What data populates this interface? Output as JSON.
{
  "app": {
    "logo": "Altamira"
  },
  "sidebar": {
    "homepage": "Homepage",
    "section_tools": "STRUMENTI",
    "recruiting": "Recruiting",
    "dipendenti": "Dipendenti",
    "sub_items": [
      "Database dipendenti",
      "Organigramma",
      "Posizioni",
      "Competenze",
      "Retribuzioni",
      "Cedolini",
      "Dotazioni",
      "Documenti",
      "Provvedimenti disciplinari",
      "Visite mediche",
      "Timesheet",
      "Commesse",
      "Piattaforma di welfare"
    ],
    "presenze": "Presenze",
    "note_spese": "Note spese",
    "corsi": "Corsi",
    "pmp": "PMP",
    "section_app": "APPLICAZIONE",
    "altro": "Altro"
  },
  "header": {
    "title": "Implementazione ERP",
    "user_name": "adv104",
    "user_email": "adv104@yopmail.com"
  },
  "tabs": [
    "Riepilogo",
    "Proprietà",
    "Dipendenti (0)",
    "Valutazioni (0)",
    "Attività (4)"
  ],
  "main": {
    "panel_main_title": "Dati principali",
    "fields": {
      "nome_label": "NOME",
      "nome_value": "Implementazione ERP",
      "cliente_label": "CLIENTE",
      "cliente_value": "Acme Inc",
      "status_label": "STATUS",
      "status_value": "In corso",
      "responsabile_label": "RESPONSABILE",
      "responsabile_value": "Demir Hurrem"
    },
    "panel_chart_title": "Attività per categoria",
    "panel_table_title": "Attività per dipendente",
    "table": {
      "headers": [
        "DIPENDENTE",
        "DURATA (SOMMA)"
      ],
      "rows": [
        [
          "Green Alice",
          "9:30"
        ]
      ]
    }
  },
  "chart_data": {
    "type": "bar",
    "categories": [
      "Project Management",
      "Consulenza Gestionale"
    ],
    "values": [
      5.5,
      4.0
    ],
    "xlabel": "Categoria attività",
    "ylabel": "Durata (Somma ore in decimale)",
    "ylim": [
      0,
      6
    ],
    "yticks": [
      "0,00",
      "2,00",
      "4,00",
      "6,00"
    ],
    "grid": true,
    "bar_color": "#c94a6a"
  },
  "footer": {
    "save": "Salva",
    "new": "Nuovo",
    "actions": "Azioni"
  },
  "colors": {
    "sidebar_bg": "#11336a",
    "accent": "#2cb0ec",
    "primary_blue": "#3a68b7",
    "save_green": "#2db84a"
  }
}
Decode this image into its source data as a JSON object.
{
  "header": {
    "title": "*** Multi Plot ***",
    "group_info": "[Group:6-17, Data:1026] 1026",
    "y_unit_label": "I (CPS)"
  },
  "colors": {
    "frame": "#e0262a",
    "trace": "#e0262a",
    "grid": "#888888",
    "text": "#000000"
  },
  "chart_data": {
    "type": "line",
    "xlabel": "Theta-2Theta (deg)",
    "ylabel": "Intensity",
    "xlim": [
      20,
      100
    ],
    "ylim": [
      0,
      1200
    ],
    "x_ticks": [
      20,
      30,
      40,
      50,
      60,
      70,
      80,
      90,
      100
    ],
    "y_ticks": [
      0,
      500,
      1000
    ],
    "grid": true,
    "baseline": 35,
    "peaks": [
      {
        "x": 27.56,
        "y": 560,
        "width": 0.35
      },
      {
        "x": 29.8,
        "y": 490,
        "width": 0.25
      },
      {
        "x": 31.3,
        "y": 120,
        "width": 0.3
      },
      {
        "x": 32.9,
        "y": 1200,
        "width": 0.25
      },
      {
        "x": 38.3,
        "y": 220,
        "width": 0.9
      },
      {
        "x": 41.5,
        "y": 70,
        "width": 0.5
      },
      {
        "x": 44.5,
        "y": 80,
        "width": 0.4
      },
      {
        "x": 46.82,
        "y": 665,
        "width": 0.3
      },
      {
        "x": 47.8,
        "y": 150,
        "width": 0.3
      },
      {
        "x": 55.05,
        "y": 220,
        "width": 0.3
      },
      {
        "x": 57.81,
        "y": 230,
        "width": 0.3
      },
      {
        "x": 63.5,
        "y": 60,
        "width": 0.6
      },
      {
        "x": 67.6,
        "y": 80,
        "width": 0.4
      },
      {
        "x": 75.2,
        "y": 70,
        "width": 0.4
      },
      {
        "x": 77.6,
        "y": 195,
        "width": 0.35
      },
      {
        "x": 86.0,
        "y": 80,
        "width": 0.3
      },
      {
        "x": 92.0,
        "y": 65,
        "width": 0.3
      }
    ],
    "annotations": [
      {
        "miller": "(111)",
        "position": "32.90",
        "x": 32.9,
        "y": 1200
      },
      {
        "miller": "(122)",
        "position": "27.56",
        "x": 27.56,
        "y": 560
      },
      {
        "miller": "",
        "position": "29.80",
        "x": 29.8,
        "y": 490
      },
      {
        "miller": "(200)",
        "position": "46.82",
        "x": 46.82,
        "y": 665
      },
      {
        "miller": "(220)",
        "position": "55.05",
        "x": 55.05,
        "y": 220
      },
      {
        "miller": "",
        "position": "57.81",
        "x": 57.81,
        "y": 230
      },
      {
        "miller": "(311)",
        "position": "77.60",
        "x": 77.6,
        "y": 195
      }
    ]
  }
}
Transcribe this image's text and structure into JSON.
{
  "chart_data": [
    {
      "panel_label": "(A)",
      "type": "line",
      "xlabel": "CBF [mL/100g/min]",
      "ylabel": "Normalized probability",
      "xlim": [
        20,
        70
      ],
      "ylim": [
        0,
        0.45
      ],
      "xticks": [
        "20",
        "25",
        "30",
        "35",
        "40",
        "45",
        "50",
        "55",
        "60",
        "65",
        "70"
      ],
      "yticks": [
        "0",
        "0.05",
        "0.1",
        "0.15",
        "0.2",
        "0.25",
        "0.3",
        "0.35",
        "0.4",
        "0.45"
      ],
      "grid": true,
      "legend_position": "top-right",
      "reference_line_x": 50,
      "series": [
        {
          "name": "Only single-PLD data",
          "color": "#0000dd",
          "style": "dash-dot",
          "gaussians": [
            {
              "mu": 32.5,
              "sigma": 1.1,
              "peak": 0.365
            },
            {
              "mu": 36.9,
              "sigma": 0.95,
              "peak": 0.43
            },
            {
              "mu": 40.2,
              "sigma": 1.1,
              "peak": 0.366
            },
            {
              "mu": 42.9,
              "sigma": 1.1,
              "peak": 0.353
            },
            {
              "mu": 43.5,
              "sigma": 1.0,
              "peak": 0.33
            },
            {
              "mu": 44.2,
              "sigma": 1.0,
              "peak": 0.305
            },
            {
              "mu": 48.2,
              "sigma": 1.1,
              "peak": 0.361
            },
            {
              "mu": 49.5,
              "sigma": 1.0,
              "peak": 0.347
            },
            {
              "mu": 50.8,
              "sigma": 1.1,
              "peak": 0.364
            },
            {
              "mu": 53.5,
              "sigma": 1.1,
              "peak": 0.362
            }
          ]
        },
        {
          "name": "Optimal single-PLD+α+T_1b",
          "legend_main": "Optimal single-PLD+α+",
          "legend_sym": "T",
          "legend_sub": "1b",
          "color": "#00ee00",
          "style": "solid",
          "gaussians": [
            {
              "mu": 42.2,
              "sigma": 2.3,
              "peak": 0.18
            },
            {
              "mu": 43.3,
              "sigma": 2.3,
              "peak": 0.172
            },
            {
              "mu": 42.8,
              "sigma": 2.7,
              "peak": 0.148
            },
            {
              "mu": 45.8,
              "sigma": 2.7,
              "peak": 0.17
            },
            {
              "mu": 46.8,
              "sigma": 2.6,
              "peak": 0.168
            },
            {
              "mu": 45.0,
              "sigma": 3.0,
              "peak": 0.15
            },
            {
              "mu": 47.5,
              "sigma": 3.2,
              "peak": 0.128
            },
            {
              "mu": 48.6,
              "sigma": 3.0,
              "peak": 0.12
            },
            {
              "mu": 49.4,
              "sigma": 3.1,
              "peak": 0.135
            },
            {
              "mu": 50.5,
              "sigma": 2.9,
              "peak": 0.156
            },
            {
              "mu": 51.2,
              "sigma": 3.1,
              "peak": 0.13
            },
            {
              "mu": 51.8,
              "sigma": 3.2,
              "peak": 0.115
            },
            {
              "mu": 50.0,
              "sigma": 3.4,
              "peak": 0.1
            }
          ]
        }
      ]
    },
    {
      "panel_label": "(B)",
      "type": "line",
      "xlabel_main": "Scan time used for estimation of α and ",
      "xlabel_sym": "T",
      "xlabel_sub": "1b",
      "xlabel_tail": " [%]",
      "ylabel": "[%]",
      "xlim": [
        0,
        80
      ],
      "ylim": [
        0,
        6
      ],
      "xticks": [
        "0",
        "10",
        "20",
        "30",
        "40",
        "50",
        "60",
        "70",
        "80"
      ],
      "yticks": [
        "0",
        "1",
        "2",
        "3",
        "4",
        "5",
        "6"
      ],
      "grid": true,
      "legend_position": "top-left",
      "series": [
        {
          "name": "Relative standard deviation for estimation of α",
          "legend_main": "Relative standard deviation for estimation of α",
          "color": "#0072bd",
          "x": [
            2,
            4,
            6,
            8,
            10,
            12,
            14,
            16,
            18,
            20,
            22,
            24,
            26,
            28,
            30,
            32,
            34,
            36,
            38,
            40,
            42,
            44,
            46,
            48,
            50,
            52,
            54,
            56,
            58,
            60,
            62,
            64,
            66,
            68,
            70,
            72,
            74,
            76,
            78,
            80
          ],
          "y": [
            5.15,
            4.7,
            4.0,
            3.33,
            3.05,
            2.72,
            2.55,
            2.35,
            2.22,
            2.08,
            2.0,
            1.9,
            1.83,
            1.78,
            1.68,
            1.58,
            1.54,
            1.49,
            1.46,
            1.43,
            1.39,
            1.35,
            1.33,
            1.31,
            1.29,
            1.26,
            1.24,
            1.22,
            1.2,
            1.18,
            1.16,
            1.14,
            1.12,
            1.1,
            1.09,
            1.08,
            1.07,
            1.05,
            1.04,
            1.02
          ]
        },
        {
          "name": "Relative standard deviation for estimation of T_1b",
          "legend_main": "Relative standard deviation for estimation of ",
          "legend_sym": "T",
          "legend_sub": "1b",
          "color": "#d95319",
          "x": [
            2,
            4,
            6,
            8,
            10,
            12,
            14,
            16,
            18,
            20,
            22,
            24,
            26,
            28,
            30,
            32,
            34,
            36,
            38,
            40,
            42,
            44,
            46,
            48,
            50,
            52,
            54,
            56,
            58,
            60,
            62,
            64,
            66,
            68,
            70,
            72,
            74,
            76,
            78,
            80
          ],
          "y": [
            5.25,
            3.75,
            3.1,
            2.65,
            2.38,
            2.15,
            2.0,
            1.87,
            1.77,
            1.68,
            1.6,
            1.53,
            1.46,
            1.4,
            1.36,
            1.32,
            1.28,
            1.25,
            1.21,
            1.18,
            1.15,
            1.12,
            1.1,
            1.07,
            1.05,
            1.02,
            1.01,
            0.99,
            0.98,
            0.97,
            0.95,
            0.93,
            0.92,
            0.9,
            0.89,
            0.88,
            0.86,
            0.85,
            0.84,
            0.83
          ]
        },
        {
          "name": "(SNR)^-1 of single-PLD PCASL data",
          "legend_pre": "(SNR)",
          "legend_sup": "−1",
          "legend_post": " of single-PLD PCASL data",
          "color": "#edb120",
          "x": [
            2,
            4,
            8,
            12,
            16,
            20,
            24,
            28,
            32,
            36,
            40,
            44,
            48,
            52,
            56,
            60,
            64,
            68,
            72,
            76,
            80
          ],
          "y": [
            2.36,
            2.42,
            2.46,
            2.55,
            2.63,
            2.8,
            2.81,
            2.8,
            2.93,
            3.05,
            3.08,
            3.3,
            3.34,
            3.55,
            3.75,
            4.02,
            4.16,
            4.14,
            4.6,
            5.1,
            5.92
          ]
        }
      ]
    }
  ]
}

..............................

• **The request**: Lines that include the word "single" are to be extracted from the data above.

• **Finished answer**:
          "name": "Only single-PLD data",
          "name": "Optimal single-PLD+α+T_1b",
          "legend_main": "Optimal single-PLD+α+",
          "name": "(SNR)^-1 of single-PLD PCASL data",
          "legend_post": " of single-PLD PCASL data",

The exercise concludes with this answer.